▶ Problem to work on: Pick out every line holding the string "this" and copy it.

++++ Extracted records

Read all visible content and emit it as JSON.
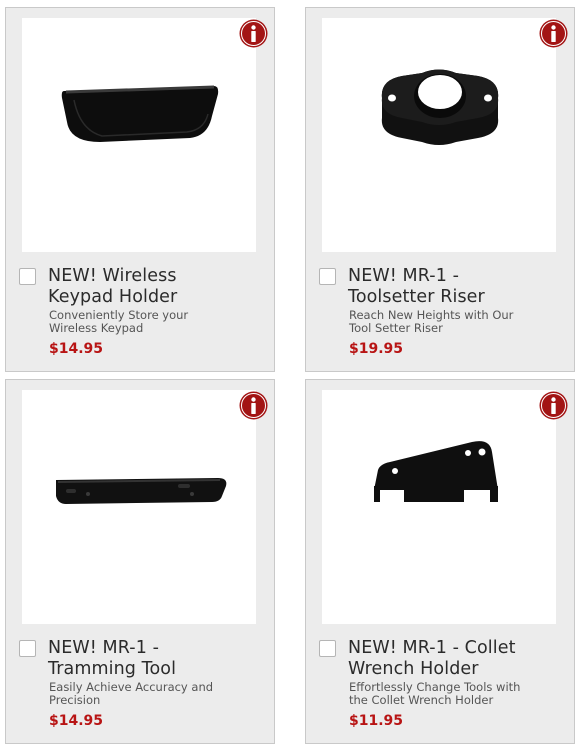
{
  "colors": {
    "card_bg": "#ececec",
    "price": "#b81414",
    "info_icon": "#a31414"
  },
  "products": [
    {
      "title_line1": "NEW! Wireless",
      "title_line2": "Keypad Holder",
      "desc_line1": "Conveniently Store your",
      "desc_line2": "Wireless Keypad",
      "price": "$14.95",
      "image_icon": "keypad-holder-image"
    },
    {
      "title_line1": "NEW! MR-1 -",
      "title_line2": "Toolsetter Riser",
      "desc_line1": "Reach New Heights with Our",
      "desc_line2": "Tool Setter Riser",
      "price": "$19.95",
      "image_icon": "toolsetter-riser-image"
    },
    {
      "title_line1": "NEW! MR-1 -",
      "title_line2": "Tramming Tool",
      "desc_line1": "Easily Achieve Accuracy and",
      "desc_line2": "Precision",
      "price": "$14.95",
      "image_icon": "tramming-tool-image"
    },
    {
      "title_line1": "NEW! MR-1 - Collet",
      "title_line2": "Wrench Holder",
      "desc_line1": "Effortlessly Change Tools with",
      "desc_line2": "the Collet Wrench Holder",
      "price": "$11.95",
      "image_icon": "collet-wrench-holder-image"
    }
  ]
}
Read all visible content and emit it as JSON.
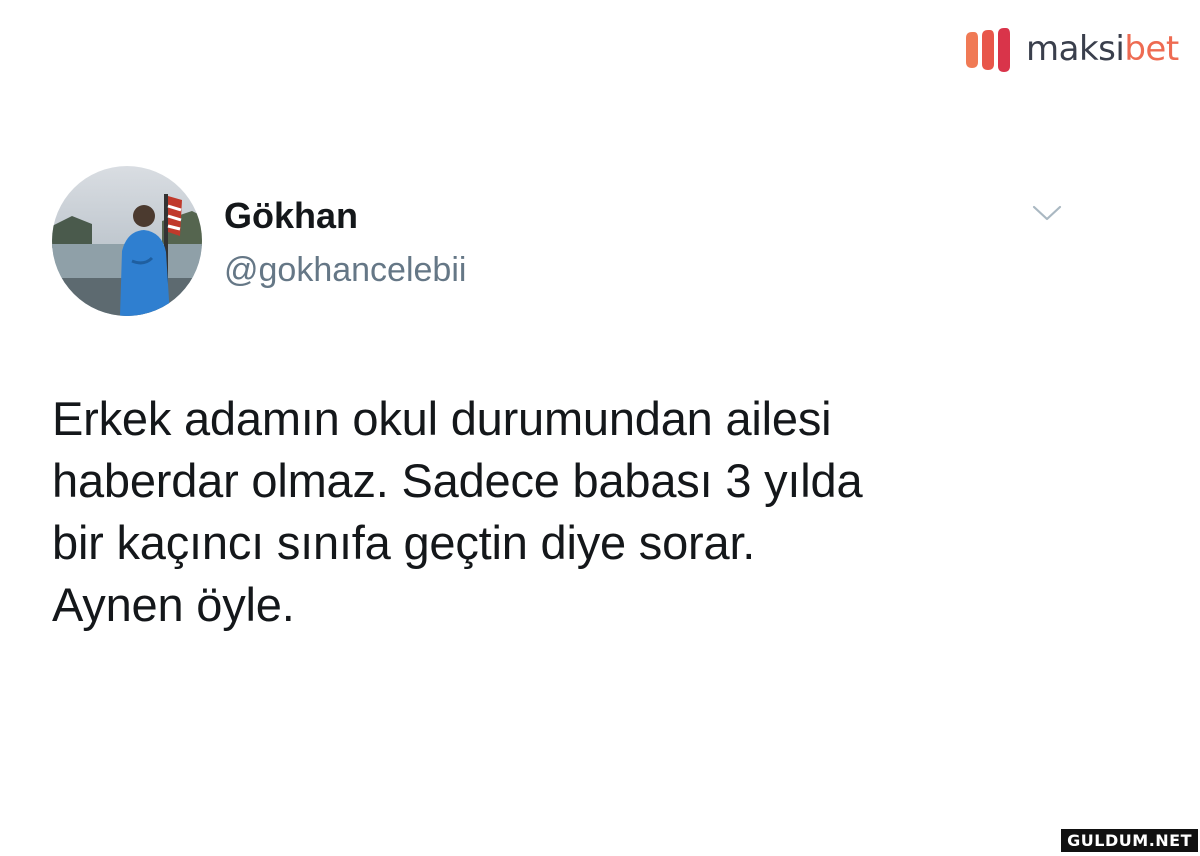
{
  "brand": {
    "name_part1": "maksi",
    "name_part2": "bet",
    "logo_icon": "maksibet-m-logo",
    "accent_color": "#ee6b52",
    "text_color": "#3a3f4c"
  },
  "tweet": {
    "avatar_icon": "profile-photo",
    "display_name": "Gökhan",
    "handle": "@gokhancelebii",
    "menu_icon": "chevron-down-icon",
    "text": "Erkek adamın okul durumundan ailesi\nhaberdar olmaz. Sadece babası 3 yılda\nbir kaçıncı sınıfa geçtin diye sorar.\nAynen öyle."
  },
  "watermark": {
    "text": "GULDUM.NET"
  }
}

++++++++
++++ Extracted records

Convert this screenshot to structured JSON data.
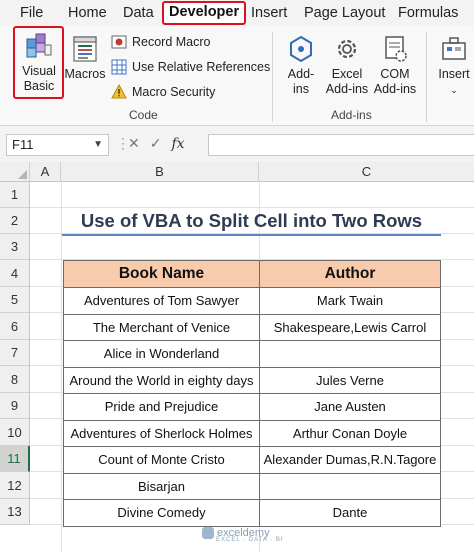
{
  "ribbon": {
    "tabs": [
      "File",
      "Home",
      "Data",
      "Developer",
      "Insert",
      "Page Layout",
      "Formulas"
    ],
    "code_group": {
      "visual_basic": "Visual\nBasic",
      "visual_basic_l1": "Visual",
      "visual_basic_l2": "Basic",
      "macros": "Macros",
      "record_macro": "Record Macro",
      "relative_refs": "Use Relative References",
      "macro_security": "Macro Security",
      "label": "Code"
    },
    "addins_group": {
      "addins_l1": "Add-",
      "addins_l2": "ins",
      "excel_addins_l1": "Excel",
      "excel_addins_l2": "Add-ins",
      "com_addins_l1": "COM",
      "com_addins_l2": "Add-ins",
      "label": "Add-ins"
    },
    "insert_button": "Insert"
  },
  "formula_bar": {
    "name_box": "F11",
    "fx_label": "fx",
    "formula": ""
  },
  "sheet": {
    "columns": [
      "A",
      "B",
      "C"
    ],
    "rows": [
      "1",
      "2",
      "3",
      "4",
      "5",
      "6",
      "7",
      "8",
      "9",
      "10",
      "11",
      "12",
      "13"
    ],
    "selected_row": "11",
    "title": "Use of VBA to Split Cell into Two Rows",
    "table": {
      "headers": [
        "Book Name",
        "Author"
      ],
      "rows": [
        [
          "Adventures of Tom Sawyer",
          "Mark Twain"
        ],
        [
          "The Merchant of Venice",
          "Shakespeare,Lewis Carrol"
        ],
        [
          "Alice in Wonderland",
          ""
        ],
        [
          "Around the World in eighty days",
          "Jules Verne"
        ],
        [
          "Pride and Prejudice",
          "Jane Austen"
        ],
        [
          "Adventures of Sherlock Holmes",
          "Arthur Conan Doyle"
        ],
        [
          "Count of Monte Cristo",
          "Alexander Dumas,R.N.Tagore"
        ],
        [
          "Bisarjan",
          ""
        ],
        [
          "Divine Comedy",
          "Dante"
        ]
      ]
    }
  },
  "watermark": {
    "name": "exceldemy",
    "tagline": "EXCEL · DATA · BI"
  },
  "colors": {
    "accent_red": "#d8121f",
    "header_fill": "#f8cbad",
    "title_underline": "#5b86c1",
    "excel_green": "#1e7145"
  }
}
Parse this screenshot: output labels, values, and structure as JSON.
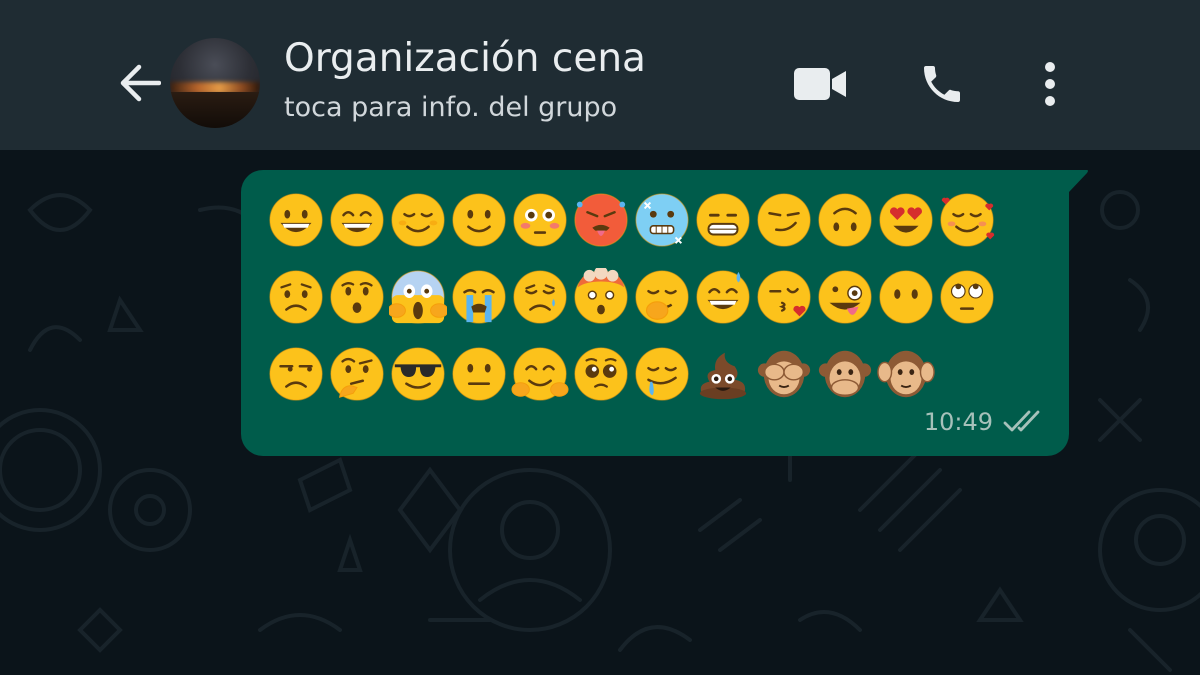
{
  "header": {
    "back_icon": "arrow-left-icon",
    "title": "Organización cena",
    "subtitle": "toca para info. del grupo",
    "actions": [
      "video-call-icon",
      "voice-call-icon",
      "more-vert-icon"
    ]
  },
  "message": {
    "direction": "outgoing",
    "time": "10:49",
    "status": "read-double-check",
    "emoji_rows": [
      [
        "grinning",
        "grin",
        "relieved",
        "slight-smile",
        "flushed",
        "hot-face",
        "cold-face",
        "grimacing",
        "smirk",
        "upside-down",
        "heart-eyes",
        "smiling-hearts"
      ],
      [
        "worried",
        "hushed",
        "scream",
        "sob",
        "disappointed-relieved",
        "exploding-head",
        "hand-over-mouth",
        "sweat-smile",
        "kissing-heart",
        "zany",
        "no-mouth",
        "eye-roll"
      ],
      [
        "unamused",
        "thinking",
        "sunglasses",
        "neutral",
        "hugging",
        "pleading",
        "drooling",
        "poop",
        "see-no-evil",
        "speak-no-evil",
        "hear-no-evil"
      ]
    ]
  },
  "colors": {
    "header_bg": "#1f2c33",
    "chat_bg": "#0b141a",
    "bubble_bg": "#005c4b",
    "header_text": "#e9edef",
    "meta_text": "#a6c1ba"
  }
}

++++++++

▶ Right answer:
Convert this screenshot to structured JSON data.
Parse this screenshot: output labels, values, and structure as JSON.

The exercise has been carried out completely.